Work to do
Below are some records: retype them all exactly, but not the pictures.

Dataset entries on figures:
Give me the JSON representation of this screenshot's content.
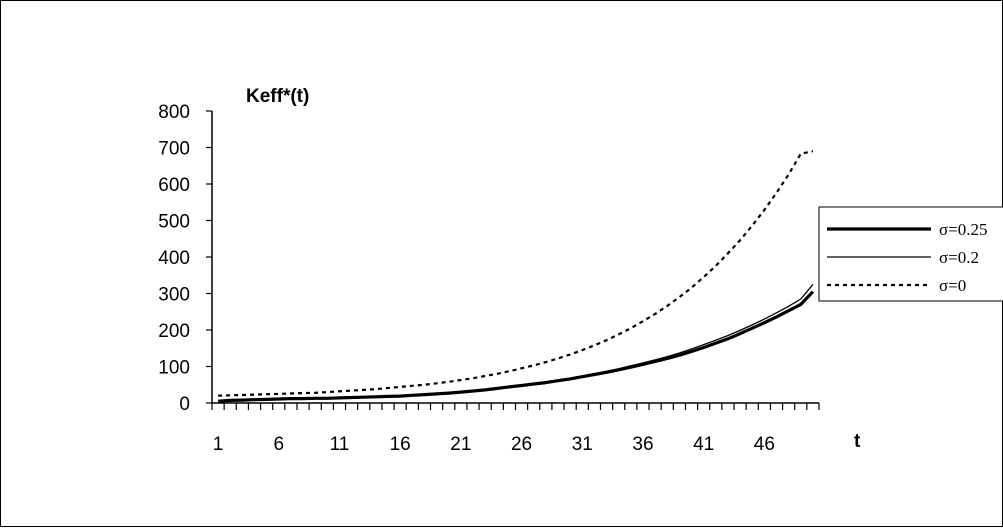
{
  "chart_data": {
    "type": "line",
    "ylabel": "Keff*(t)",
    "xlabel": "t",
    "ylim": [
      0,
      800
    ],
    "yticks": [
      0,
      100,
      200,
      300,
      400,
      500,
      600,
      700,
      800
    ],
    "xlim": [
      1,
      50
    ],
    "xtick_labels": [
      1,
      6,
      11,
      16,
      21,
      26,
      31,
      36,
      41,
      46
    ],
    "grid": false,
    "legend_position": "right",
    "x": [
      1,
      2,
      3,
      4,
      5,
      6,
      7,
      8,
      9,
      10,
      11,
      12,
      13,
      14,
      15,
      16,
      17,
      18,
      19,
      20,
      21,
      22,
      23,
      24,
      25,
      26,
      27,
      28,
      29,
      30,
      31,
      32,
      33,
      34,
      35,
      36,
      37,
      38,
      39,
      40,
      41,
      42,
      43,
      44,
      45,
      46,
      47,
      48,
      49,
      50
    ],
    "series": [
      {
        "name": "σ=0.25",
        "style": "thick-solid",
        "values": [
          5,
          7,
          8,
          9,
          10,
          11,
          12,
          12,
          13,
          13,
          14,
          15,
          16,
          17,
          18,
          19,
          21,
          23,
          25,
          27,
          30,
          33,
          36,
          40,
          44,
          48,
          52,
          56,
          61,
          66,
          72,
          78,
          84,
          91,
          98,
          106,
          114,
          122,
          131,
          141,
          152,
          164,
          176,
          190,
          205,
          220,
          236,
          253,
          270,
          305
        ]
      },
      {
        "name": "σ=0.2",
        "style": "thin-solid",
        "values": [
          6,
          8,
          9,
          10,
          10,
          11,
          12,
          13,
          13,
          14,
          15,
          16,
          17,
          18,
          19,
          21,
          22,
          24,
          26,
          28,
          31,
          34,
          37,
          41,
          45,
          49,
          53,
          58,
          63,
          68,
          74,
          80,
          87,
          94,
          102,
          110,
          118,
          127,
          137,
          148,
          160,
          172,
          185,
          199,
          214,
          230,
          247,
          265,
          285,
          325
        ]
      },
      {
        "name": "σ=0",
        "style": "dotted",
        "values": [
          20,
          21,
          22,
          23,
          24,
          25,
          26,
          27,
          28,
          30,
          32,
          34,
          36,
          38,
          41,
          44,
          47,
          50,
          54,
          58,
          63,
          68,
          74,
          80,
          87,
          95,
          103,
          112,
          122,
          133,
          145,
          158,
          172,
          188,
          205,
          224,
          244,
          266,
          290,
          316,
          345,
          376,
          410,
          446,
          486,
          529,
          576,
          626,
          683,
          690
        ]
      }
    ]
  },
  "colors": {
    "line": "#000000",
    "background": "#ffffff"
  }
}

Answer to the task
Give me the JSON representation of this screenshot's content.
{
  "chart_data": {
    "type": "line",
    "ylabel": "Keff*(t)",
    "xlabel": "t",
    "ylim": [
      0,
      800
    ],
    "yticks": [
      0,
      100,
      200,
      300,
      400,
      500,
      600,
      700,
      800
    ],
    "xlim": [
      1,
      50
    ],
    "xtick_labels": [
      1,
      6,
      11,
      16,
      21,
      26,
      31,
      36,
      41,
      46
    ],
    "grid": false,
    "legend_position": "right",
    "x": [
      1,
      2,
      3,
      4,
      5,
      6,
      7,
      8,
      9,
      10,
      11,
      12,
      13,
      14,
      15,
      16,
      17,
      18,
      19,
      20,
      21,
      22,
      23,
      24,
      25,
      26,
      27,
      28,
      29,
      30,
      31,
      32,
      33,
      34,
      35,
      36,
      37,
      38,
      39,
      40,
      41,
      42,
      43,
      44,
      45,
      46,
      47,
      48,
      49,
      50
    ],
    "series": [
      {
        "name": "σ=0.25",
        "style": "thick-solid",
        "values": [
          5,
          7,
          8,
          9,
          10,
          11,
          12,
          12,
          13,
          13,
          14,
          15,
          16,
          17,
          18,
          19,
          21,
          23,
          25,
          27,
          30,
          33,
          36,
          40,
          44,
          48,
          52,
          56,
          61,
          66,
          72,
          78,
          84,
          91,
          98,
          106,
          114,
          122,
          131,
          141,
          152,
          164,
          176,
          190,
          205,
          220,
          236,
          253,
          270,
          305
        ]
      },
      {
        "name": "σ=0.2",
        "style": "thin-solid",
        "values": [
          6,
          8,
          9,
          10,
          10,
          11,
          12,
          13,
          13,
          14,
          15,
          16,
          17,
          18,
          19,
          21,
          22,
          24,
          26,
          28,
          31,
          34,
          37,
          41,
          45,
          49,
          53,
          58,
          63,
          68,
          74,
          80,
          87,
          94,
          102,
          110,
          118,
          127,
          137,
          148,
          160,
          172,
          185,
          199,
          214,
          230,
          247,
          265,
          285,
          325
        ]
      },
      {
        "name": "σ=0",
        "style": "dotted",
        "values": [
          20,
          21,
          22,
          23,
          24,
          25,
          26,
          27,
          28,
          30,
          32,
          34,
          36,
          38,
          41,
          44,
          47,
          50,
          54,
          58,
          63,
          68,
          74,
          80,
          87,
          95,
          103,
          112,
          122,
          133,
          145,
          158,
          172,
          188,
          205,
          224,
          244,
          266,
          290,
          316,
          345,
          376,
          410,
          446,
          486,
          529,
          576,
          626,
          683,
          690
        ]
      }
    ]
  },
  "colors": {
    "line": "#000000",
    "background": "#ffffff"
  }
}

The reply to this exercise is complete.